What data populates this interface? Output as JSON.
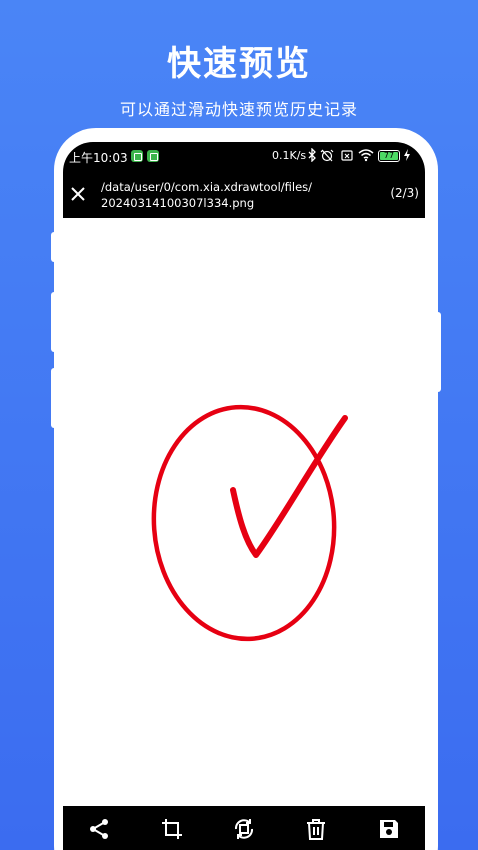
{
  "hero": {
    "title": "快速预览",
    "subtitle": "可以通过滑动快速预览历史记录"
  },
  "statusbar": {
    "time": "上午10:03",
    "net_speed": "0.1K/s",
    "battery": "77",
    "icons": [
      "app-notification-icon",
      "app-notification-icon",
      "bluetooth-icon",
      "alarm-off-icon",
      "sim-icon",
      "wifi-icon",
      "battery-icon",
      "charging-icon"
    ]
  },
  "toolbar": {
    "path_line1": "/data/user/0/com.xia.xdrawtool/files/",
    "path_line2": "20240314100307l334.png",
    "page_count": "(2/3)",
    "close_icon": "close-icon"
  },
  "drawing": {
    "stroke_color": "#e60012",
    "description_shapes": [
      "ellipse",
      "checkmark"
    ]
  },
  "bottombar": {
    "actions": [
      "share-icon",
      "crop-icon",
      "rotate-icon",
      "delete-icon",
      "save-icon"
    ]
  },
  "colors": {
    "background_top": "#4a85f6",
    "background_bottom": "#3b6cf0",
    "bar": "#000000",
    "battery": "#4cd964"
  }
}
=-=-=
Instruction
Select every line in the material above where the string "data" occurs, and copy it.

Complete answer
What data populates this interface? Output as JSON.
    "path_line1": "/data/user/0/com.xia.xdrawtool/files/",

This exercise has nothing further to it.